[SET PROBLEM] All material below is to be reproduced exactly.

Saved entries

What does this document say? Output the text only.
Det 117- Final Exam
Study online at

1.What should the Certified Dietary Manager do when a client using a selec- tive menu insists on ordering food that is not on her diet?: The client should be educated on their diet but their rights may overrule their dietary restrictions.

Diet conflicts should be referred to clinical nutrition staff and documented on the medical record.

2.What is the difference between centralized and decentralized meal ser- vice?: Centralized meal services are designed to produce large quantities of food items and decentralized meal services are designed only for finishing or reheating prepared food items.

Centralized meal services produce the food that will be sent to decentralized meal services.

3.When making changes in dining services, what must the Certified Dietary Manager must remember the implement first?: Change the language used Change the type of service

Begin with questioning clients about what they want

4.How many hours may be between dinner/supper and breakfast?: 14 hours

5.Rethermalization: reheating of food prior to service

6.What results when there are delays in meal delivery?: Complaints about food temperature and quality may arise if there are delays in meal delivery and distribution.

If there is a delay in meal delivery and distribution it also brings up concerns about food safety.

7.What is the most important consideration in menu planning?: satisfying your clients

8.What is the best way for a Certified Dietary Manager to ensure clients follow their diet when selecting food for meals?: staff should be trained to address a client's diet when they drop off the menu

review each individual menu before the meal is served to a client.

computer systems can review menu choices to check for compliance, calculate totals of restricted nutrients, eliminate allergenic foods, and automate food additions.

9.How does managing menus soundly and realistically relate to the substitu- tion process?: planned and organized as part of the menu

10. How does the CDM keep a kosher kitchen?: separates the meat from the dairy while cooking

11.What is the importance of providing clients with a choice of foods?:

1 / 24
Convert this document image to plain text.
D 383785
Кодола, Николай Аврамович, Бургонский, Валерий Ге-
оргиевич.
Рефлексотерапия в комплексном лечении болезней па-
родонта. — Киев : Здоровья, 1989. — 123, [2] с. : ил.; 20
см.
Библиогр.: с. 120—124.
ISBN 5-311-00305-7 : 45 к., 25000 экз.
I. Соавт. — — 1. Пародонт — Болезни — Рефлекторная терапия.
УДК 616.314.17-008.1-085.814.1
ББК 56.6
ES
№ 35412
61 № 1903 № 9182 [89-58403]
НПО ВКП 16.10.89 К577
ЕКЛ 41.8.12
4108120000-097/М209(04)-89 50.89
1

[ANSWER TO THE PROBLEM]
What does this document say? Output the text only.
Det 117- Final Exam
Study online at

1.What should the Certified Dietary Manager do when a client using a selec- tive menu insists on ordering food that is not on her diet?: The client should be educated on their diet but their rights may overrule their dietary restrictions.

Diet conflicts should be referred to clinical nutrition staff and documented on the medical record.

2.What is the difference between centralized and decentralized meal ser- vice?: Centralized meal services are designed to produce large quantities of food items and decentralized meal services are designed only for finishing or reheating prepared food items.

Centralized meal services produce the food that will be sent to decentralized meal services.

3.When making changes in dining services, what must the Certified Dietary Manager must remember the implement first?: Change the language used Change the type of service

Begin with questioning clients about what they want

4.How many hours may be between dinner/supper and breakfast?: 14 hours

5.Rethermalization: reheating of food prior to service

6.What results when there are delays in meal delivery?: Complaints about food temperature and quality may arise if there are delays in meal delivery and distribution.

If there is a delay in meal delivery and distribution it also brings up concerns about food safety.

7.What is the most important consideration in menu planning?: satisfying your clients

8.What is the best way for a Certified Dietary Manager to ensure clients follow their diet when selecting food for meals?: staff should be trained to address a client's diet when they drop off the menu

review each individual menu before the meal is served to a client.

computer systems can review menu choices to check for compliance, calculate totals of restricted nutrients, eliminate allergenic foods, and automate food additions.

9.How does managing menus soundly and realistically relate to the substitu- tion process?: planned and organized as part of the menu

10. How does the CDM keep a kosher kitchen?: separates the meat from the dairy while cooking

11.What is the importance of providing clients with a choice of foods?:

1 / 24
Convert this document image to plain text.
D 383785
Кодола, Николай Аврамович, Бургонский, Валерий Ге-
оргиевич.
Рефлексотерапия в комплексном лечении болезней па-
родонта. — Киев : Здоровья, 1989. — 123, [2] с. : ил.; 20
см.
Библиогр.: с. 120—124.
ISBN 5-311-00305-7 : 45 к., 25000 экз.
I. Соавт. — — 1. Пародонт — Болезни — Рефлекторная терапия.
УДК 616.314.17-008.1-085.814.1
ББК 56.6
ES
№ 35412
61 № 1903 № 9182 [89-58403]
НПО ВКП 16.10.89 К577
ЕКЛ 41.8.12
4108120000-097/М209(04)-89 50.89
1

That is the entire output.